Set exercise >>
Nothing in the data should change when you return it, but leave the pictures out.

Available records >>
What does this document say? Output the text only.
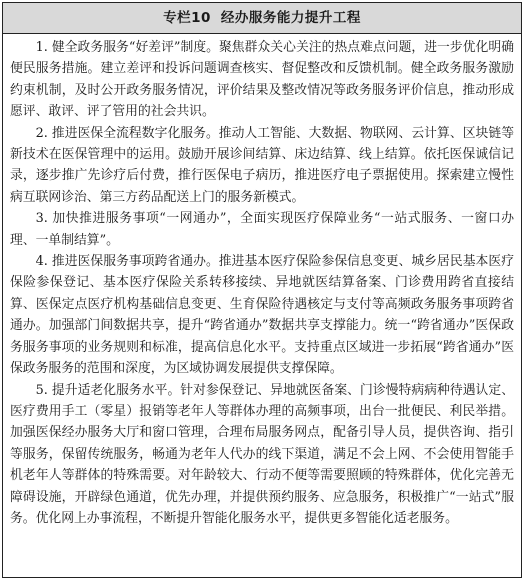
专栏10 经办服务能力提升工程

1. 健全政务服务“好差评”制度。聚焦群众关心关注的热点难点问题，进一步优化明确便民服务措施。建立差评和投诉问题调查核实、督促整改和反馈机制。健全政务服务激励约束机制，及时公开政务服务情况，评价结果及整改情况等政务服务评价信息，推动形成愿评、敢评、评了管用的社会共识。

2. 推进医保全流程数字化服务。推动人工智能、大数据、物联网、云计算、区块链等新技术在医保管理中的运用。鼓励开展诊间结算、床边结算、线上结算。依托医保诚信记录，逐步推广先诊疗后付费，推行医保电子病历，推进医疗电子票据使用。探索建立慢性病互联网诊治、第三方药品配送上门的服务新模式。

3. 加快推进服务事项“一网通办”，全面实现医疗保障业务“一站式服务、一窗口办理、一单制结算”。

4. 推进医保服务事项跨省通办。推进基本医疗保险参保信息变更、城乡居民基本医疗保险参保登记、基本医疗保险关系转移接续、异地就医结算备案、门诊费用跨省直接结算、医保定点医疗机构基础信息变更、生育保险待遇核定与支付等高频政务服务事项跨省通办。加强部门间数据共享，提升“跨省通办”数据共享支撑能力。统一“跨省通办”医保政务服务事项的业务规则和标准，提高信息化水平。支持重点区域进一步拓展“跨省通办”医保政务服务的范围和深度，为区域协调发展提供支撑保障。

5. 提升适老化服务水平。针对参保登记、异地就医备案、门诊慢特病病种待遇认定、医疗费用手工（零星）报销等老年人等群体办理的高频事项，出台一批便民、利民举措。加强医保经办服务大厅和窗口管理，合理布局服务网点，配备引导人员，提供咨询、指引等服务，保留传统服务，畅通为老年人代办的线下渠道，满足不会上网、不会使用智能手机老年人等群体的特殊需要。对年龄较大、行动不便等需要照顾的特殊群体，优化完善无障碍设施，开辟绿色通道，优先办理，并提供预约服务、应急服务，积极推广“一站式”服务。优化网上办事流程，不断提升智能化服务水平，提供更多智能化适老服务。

Exercise response >>
What does this document say? Output the text only.
专栏10 经办服务能力提升工程

1. 健全政务服务“好差评”制度。聚焦群众关心关注的热点难点问题，进一步优化明确便民服务措施。建立差评和投诉问题调查核实、督促整改和反馈机制。健全政务服务激励约束机制，及时公开政务服务情况，评价结果及整改情况等政务服务评价信息，推动形成愿评、敢评、评了管用的社会共识。

2. 推进医保全流程数字化服务。推动人工智能、大数据、物联网、云计算、区块链等新技术在医保管理中的运用。鼓励开展诊间结算、床边结算、线上结算。依托医保诚信记录，逐步推广先诊疗后付费，推行医保电子病历，推进医疗电子票据使用。探索建立慢性病互联网诊治、第三方药品配送上门的服务新模式。

3. 加快推进服务事项“一网通办”，全面实现医疗保障业务“一站式服务、一窗口办理、一单制结算”。

4. 推进医保服务事项跨省通办。推进基本医疗保险参保信息变更、城乡居民基本医疗保险参保登记、基本医疗保险关系转移接续、异地就医结算备案、门诊费用跨省直接结算、医保定点医疗机构基础信息变更、生育保险待遇核定与支付等高频政务服务事项跨省通办。加强部门间数据共享，提升“跨省通办”数据共享支撑能力。统一“跨省通办”医保政务服务事项的业务规则和标准，提高信息化水平。支持重点区域进一步拓展“跨省通办”医保政务服务的范围和深度，为区域协调发展提供支撑保障。

5. 提升适老化服务水平。针对参保登记、异地就医备案、门诊慢特病病种待遇认定、医疗费用手工（零星）报销等老年人等群体办理的高频事项，出台一批便民、利民举措。加强医保经办服务大厅和窗口管理，合理布局服务网点，配备引导人员，提供咨询、指引等服务，保留传统服务，畅通为老年人代办的线下渠道，满足不会上网、不会使用智能手机老年人等群体的特殊需要。对年龄较大、行动不便等需要照顾的特殊群体，优化完善无障碍设施，开辟绿色通道，优先办理，并提供预约服务、应急服务，积极推广“一站式”服务。优化网上办事流程，不断提升智能化服务水平，提供更多智能化适老服务。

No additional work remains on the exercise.